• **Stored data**
** Start **

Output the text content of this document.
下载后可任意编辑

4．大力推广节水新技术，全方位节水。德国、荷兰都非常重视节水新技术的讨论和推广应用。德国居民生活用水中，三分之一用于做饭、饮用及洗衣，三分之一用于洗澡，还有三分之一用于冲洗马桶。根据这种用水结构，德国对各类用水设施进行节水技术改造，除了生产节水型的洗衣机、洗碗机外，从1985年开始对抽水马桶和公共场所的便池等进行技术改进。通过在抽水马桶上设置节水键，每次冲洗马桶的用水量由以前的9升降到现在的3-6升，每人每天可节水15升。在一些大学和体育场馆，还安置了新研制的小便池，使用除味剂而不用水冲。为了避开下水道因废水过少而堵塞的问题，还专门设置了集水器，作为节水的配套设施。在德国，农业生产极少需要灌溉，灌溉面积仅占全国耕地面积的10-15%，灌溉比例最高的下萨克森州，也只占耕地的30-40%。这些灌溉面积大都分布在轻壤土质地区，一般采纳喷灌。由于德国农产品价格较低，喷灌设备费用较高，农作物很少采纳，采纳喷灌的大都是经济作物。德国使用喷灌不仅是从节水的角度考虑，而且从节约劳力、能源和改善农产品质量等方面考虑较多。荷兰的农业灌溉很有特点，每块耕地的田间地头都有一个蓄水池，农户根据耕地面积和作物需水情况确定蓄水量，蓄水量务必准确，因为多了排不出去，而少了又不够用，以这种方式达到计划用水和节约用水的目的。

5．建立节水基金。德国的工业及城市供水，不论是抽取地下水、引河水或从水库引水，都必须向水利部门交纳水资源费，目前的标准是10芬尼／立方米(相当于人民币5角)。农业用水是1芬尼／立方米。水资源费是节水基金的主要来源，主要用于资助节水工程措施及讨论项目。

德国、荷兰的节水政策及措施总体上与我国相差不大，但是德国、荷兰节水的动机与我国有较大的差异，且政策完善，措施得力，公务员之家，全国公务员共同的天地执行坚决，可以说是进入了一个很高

** End **

• **Stated goal**
Exactly reproduce every line of the records.

• **Task solution**
Output the text content of this document.
下载后可任意编辑

4．大力推广节水新技术，全方位节水。德国、荷兰都非常重视节水新技术的讨论和推广应用。德国居民生活用水中，三分之一用于做饭、饮用及洗衣，三分之一用于洗澡，还有三分之一用于冲洗马桶。根据这种用水结构，德国对各类用水设施进行节水技术改造，除了生产节水型的洗衣机、洗碗机外，从1985年开始对抽水马桶和公共场所的便池等进行技术改进。通过在抽水马桶上设置节水键，每次冲洗马桶的用水量由以前的9升降到现在的3-6升，每人每天可节水15升。在一些大学和体育场馆，还安置了新研制的小便池，使用除味剂而不用水冲。为了避开下水道因废水过少而堵塞的问题，还专门设置了集水器，作为节水的配套设施。在德国，农业生产极少需要灌溉，灌溉面积仅占全国耕地面积的10-15%，灌溉比例最高的下萨克森州，也只占耕地的30-40%。这些灌溉面积大都分布在轻壤土质地区，一般采纳喷灌。由于德国农产品价格较低，喷灌设备费用较高，农作物很少采纳，采纳喷灌的大都是经济作物。德国使用喷灌不仅是从节水的角度考虑，而且从节约劳力、能源和改善农产品质量等方面考虑较多。荷兰的农业灌溉很有特点，每块耕地的田间地头都有一个蓄水池，农户根据耕地面积和作物需水情况确定蓄水量，蓄水量务必准确，因为多了排不出去，而少了又不够用，以这种方式达到计划用水和节约用水的目的。

5．建立节水基金。德国的工业及城市供水，不论是抽取地下水、引河水或从水库引水，都必须向水利部门交纳水资源费，目前的标准是10芬尼／立方米(相当于人民币5角)。农业用水是1芬尼／立方米。水资源费是节水基金的主要来源，主要用于资助节水工程措施及讨论项目。

德国、荷兰的节水政策及措施总体上与我国相差不大，但是德国、荷兰节水的动机与我国有较大的差异，且政策完善，措施得力，公务员之家，全国公务员共同的天地执行坚决，可以说是进入了一个很高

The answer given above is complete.